▶ _Data to use_
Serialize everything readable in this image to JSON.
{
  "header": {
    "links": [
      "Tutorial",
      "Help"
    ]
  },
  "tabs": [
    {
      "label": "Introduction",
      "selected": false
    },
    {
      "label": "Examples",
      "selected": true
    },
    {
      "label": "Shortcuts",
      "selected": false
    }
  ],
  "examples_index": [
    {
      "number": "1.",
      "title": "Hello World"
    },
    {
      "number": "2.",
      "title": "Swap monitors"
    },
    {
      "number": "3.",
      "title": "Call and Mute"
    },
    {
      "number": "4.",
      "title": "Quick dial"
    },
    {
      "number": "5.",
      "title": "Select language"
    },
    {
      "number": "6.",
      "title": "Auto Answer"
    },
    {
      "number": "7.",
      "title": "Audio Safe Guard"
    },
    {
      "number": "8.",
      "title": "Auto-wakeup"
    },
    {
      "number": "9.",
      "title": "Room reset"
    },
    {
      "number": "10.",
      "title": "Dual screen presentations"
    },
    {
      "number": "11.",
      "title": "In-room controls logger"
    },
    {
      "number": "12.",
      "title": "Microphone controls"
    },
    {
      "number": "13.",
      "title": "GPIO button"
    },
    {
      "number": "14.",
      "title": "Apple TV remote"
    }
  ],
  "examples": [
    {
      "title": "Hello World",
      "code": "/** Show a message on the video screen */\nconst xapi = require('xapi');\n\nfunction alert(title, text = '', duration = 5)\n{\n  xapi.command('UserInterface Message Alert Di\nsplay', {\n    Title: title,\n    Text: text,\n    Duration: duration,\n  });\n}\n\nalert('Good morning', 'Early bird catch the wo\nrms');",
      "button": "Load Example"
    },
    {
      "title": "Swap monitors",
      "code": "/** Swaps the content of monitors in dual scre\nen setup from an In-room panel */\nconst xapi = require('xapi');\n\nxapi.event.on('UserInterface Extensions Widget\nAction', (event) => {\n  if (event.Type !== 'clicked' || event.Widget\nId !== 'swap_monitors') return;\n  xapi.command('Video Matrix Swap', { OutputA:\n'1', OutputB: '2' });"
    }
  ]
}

▶ _Set task_
Pick out, from the lines above, every one that contains the string "button".

▶ _Complete answer_
      "title": "GPIO button"
      "button": "Load Example"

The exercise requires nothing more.